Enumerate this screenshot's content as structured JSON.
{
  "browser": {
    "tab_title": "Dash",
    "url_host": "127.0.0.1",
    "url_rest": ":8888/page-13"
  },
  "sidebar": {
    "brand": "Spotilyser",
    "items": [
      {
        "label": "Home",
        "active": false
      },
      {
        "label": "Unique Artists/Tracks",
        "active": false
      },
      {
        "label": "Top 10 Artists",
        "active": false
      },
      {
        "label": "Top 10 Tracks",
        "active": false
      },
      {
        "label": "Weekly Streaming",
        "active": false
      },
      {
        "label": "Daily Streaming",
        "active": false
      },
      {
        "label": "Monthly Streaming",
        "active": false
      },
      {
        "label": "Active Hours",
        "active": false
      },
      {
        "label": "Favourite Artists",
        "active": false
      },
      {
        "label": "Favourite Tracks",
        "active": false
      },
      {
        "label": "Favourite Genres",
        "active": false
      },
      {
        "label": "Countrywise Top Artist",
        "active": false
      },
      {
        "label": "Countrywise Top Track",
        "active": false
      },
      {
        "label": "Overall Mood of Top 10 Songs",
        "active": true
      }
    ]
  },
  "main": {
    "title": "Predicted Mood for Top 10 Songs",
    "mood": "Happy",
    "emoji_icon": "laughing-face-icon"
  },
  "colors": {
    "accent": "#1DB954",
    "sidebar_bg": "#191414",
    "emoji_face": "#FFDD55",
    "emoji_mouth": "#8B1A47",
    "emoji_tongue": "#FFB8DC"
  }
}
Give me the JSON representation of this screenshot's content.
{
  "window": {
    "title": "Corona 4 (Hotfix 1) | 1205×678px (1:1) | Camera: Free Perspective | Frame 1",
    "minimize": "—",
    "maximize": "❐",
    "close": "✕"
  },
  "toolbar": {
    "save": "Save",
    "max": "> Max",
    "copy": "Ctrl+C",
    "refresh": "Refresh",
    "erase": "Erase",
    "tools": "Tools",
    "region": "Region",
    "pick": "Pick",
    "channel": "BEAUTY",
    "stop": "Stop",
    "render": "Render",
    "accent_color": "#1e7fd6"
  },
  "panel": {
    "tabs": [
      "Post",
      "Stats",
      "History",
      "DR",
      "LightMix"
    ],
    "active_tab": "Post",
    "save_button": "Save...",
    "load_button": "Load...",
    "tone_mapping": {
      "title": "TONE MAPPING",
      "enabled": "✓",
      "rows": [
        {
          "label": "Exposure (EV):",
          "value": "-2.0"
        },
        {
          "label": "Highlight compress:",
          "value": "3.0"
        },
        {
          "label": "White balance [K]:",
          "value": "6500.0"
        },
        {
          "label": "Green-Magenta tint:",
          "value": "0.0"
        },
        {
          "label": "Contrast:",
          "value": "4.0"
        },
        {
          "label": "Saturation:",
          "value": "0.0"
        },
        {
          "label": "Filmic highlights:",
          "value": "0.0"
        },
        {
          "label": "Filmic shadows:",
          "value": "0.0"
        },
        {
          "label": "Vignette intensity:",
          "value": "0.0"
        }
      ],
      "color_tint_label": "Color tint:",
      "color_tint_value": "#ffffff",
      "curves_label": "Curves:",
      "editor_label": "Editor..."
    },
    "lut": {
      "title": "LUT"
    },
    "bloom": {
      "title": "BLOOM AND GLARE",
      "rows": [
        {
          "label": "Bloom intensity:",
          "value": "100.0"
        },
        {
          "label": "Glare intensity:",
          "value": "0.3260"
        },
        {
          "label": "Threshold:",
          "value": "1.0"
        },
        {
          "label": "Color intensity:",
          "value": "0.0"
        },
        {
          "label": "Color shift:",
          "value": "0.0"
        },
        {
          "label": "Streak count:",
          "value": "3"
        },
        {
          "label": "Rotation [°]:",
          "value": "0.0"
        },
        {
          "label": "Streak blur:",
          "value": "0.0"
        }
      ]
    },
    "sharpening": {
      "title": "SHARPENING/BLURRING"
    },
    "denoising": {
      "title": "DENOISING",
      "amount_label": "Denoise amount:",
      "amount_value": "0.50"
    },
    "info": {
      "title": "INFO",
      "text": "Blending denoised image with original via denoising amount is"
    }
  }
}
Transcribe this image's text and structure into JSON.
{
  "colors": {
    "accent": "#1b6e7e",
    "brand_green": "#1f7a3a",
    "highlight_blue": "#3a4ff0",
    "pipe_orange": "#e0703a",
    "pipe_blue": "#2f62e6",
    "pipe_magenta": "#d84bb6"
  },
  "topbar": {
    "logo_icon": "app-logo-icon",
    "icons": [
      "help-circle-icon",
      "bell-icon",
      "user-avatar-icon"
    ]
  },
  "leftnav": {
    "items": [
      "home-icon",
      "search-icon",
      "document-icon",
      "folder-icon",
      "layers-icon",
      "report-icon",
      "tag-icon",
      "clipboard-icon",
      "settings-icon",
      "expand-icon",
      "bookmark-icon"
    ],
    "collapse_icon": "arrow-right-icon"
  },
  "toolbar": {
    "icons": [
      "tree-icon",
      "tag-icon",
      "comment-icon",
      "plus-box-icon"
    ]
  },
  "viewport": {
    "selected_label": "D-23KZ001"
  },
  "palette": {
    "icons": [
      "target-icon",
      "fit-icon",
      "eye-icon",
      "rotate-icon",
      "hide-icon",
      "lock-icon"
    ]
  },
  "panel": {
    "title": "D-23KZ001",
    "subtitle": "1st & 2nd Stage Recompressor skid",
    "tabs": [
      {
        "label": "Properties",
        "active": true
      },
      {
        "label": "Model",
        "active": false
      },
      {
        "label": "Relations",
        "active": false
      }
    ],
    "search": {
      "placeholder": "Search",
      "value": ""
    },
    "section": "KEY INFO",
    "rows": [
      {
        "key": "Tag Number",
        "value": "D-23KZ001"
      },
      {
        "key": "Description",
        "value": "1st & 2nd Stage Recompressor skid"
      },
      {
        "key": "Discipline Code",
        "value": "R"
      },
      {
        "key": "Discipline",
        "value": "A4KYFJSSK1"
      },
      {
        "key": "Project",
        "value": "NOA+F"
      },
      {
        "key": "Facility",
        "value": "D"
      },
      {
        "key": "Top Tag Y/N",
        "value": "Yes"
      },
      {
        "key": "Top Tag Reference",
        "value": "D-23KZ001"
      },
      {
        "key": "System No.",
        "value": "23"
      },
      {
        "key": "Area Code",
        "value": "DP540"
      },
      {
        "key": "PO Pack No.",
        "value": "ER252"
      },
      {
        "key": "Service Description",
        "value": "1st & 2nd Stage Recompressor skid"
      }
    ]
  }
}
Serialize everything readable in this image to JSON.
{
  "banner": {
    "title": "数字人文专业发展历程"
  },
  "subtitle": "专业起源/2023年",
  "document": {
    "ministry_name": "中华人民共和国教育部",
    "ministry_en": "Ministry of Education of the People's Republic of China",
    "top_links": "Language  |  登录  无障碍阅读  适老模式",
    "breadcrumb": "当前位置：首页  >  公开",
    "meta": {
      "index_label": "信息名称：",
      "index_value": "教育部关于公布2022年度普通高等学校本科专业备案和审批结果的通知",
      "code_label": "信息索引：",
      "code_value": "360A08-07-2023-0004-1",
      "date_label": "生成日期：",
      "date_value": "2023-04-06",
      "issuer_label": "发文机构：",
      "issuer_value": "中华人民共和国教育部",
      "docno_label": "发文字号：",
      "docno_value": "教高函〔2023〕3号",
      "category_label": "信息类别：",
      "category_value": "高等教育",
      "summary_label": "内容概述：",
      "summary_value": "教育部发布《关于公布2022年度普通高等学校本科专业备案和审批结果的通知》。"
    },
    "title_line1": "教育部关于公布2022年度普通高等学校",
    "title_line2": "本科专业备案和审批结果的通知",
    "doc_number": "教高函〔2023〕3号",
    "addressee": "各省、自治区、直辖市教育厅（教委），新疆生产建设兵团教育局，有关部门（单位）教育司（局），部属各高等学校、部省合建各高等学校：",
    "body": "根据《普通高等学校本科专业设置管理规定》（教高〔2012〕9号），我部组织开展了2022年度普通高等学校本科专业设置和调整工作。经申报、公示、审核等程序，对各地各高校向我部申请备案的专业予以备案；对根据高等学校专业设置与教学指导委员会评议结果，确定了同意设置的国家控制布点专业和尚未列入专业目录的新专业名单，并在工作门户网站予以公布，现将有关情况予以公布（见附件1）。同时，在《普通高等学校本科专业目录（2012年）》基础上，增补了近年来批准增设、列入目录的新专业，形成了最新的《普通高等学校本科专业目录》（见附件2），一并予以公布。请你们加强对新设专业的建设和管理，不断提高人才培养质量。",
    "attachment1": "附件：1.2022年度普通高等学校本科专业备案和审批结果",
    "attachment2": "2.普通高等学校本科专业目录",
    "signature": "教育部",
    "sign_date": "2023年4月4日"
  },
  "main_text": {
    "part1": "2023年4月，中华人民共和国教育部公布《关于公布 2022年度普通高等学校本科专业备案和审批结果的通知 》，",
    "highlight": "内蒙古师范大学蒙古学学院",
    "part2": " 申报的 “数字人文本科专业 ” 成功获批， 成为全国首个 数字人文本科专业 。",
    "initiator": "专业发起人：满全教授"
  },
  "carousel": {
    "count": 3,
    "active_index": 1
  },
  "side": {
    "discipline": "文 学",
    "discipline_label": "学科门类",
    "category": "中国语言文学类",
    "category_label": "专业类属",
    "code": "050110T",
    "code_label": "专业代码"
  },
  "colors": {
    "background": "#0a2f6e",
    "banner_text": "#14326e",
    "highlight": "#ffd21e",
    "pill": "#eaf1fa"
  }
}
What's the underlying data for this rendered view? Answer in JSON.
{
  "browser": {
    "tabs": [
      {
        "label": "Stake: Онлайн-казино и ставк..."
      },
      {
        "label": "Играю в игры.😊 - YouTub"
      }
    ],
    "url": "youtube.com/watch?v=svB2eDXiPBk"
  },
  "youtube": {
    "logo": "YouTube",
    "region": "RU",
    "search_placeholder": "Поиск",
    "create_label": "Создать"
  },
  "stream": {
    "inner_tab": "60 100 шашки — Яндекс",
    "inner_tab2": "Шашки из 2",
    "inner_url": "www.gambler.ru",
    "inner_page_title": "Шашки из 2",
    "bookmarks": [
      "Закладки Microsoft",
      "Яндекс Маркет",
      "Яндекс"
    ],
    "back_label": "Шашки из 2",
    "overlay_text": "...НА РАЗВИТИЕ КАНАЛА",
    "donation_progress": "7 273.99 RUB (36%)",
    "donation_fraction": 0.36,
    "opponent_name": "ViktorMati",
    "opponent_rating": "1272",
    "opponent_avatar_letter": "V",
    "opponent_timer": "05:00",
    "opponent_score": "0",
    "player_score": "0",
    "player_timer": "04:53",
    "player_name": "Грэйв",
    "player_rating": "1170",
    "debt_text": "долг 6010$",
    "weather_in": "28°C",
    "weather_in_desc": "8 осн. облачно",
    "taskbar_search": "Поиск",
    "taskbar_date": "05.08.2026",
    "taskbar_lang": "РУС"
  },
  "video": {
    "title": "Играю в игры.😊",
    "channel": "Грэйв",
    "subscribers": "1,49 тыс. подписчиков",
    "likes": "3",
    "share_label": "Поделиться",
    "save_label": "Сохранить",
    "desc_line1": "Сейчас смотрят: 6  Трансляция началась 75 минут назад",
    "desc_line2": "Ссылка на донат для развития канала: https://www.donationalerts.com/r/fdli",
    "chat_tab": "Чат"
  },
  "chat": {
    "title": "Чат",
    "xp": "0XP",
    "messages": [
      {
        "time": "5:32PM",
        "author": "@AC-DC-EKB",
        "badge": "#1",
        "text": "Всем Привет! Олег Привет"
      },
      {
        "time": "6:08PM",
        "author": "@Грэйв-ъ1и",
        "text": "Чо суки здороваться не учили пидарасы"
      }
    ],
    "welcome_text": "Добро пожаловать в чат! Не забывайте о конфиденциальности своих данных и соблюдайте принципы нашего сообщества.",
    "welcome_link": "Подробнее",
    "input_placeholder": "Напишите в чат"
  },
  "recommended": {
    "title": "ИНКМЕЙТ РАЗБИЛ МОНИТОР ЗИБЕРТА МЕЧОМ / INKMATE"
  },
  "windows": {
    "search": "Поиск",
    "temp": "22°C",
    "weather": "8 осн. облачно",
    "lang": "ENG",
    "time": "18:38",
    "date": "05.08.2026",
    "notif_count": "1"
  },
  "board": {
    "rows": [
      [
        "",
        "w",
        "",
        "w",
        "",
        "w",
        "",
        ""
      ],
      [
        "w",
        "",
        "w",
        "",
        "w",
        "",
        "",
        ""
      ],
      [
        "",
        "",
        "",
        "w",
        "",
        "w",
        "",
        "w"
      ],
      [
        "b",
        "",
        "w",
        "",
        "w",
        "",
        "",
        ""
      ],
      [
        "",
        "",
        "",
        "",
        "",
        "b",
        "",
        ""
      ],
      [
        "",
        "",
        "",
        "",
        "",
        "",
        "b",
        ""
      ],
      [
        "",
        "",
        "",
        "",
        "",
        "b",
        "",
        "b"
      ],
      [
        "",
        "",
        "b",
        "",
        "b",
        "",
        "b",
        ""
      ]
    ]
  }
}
★ ★ ★ ★
JOB =
What is the number of lines in the records that contain the string "Description"? Give only that number.

COMPLETE OUTPUT =
2